--- BEGIN ---

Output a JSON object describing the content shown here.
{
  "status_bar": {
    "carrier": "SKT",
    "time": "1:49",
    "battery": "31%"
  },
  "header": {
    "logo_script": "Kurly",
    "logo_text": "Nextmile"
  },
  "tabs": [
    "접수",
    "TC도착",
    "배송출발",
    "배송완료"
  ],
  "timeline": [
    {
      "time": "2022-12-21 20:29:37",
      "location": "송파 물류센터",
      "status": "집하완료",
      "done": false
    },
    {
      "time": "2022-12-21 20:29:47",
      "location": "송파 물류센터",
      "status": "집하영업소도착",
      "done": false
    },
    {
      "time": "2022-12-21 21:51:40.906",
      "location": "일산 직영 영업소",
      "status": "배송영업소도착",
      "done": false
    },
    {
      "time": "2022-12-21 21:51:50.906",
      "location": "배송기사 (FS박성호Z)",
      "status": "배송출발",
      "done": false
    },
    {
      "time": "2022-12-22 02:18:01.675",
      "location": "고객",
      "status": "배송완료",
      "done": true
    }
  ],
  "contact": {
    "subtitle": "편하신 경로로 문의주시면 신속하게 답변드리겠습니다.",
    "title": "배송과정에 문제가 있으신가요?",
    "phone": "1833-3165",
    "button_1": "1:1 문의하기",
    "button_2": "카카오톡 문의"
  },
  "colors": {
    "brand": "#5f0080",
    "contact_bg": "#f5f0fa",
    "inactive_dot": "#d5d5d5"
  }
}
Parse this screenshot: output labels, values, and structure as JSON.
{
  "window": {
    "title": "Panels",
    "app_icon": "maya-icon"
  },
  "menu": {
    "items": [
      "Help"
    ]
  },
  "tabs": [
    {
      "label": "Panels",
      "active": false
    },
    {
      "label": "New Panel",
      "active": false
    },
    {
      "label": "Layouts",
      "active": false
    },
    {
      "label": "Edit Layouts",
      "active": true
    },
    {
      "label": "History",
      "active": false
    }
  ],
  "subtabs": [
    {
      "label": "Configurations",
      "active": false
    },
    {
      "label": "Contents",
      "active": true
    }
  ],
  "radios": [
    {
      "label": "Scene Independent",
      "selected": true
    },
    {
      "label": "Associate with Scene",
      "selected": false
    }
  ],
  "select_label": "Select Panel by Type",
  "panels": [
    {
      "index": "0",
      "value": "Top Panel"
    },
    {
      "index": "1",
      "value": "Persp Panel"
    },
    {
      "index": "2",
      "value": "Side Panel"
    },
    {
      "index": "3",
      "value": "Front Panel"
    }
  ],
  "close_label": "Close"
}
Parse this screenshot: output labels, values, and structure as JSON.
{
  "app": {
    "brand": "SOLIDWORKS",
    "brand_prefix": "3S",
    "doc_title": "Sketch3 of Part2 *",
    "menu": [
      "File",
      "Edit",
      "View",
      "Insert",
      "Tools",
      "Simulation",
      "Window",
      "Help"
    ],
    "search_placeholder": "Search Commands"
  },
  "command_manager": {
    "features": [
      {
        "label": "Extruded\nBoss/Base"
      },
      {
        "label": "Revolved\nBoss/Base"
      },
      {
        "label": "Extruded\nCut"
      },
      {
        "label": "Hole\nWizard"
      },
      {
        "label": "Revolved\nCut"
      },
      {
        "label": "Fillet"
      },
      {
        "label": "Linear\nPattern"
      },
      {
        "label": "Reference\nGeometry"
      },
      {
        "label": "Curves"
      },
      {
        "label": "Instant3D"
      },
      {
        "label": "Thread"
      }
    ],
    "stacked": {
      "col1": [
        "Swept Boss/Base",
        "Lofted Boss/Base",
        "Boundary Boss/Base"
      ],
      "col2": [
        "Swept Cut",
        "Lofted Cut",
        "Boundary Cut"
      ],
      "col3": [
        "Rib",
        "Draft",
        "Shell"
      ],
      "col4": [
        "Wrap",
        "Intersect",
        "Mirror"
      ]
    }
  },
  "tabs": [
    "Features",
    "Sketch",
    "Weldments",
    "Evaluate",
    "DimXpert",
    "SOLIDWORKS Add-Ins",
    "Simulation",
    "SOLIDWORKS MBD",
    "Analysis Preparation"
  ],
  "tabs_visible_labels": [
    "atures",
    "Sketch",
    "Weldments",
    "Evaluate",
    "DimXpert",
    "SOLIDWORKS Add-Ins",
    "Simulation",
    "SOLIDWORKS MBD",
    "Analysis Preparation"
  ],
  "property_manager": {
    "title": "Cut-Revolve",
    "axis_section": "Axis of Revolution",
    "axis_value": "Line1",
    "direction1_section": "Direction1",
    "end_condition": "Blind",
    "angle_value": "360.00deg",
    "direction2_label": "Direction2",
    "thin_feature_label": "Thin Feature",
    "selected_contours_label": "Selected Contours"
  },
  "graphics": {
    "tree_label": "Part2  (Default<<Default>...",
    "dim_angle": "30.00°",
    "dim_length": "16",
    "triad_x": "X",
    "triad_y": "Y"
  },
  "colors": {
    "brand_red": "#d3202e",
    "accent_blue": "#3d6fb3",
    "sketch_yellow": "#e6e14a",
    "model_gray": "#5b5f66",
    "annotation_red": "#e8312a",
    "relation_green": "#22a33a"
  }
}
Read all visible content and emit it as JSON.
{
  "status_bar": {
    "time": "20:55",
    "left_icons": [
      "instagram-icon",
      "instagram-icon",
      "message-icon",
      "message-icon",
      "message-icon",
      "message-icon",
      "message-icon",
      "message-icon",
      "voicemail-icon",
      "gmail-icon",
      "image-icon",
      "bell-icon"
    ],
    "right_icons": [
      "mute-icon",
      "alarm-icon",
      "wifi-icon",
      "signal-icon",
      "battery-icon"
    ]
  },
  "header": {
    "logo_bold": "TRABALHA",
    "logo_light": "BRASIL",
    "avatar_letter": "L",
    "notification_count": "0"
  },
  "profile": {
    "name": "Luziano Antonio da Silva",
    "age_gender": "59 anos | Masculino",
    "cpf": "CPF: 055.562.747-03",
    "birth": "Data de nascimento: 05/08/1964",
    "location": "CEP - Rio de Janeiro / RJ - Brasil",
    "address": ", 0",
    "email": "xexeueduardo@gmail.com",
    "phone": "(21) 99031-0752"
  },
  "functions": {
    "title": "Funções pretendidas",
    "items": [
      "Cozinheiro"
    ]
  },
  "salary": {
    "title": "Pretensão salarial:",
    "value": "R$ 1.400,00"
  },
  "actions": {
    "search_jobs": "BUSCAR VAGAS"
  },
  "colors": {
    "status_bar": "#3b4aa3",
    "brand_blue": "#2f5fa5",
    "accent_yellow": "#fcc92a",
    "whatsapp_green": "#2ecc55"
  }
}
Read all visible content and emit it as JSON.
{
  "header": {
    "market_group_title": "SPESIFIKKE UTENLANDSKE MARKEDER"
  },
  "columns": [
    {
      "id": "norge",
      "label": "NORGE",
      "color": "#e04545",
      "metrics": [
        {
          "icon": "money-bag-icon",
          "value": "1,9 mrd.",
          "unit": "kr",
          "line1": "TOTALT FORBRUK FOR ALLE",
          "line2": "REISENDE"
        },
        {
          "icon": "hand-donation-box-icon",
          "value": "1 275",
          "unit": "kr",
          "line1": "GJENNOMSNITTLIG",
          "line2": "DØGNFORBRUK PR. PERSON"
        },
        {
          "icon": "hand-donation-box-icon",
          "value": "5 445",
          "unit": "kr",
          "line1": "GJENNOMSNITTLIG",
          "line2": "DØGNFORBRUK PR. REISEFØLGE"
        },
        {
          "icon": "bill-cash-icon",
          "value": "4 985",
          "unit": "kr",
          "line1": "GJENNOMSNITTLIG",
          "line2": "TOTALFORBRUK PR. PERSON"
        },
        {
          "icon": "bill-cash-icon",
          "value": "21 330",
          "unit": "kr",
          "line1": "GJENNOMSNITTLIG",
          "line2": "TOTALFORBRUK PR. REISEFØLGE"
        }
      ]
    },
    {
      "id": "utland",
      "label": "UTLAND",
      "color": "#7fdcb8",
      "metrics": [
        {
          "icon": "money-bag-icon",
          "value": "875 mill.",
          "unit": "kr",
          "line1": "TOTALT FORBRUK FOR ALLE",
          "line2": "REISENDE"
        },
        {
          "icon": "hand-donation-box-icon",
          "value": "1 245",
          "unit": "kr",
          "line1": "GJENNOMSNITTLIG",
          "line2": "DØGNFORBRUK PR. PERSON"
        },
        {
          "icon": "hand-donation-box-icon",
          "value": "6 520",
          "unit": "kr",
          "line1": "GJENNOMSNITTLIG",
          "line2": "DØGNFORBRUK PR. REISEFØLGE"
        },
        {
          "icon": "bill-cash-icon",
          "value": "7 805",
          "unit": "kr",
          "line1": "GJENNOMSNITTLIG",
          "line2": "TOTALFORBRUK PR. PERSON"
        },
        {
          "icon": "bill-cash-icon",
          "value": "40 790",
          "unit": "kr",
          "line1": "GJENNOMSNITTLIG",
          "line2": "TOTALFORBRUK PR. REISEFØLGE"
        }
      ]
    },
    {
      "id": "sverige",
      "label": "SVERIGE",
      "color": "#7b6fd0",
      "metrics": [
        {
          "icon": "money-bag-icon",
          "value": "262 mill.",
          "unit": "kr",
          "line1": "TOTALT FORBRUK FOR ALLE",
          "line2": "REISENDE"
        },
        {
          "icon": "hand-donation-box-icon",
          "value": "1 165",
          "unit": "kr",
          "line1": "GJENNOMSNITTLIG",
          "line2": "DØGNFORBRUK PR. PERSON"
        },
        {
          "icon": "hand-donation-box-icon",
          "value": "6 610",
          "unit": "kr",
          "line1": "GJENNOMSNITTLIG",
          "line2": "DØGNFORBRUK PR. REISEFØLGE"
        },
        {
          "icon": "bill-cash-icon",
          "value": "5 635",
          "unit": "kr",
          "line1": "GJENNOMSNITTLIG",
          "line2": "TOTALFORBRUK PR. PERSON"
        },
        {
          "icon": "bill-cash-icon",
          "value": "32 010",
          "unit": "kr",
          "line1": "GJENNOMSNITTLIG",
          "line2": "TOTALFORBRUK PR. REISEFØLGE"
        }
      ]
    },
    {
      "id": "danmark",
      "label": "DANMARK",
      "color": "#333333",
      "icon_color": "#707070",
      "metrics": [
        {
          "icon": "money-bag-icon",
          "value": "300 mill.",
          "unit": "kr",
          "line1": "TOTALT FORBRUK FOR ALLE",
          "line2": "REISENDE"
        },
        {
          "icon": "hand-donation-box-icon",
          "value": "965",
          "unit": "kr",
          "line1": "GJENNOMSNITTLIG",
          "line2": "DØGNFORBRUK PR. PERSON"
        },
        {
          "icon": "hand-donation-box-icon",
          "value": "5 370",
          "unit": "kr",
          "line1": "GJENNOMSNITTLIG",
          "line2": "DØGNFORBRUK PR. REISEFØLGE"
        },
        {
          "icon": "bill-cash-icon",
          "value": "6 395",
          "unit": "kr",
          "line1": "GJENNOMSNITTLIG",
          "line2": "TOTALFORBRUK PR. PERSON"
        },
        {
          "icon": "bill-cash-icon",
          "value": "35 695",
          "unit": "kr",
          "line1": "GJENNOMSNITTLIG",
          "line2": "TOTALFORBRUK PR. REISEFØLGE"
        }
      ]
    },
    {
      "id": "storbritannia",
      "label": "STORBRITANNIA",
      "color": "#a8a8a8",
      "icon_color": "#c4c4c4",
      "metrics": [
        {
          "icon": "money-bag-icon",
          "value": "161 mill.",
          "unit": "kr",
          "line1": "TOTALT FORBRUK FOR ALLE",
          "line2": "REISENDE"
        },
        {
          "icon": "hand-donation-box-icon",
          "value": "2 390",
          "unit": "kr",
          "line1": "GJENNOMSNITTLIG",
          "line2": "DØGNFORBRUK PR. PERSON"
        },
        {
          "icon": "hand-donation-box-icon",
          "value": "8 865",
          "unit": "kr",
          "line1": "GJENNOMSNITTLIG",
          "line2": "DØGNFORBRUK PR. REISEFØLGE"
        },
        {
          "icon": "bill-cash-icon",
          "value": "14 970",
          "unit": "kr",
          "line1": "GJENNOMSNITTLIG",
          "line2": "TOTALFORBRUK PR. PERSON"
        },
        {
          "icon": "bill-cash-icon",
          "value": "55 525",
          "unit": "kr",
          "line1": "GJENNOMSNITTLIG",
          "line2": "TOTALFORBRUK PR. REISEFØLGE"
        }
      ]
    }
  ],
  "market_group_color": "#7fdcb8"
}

--- END ---

• EXERCISE GOAL
Scan the lines for the string "location". Copy out each line that matches.

• RESULT OF THE EXERCISE
      "location": "송파 물류센터",
      "location": "송파 물류센터",
      "location": "일산 직영 영업소",
      "location": "배송기사 (FS박성호Z)",
      "location": "고객",
    "location": "CEP - Rio de Janeiro / RJ - Brasil",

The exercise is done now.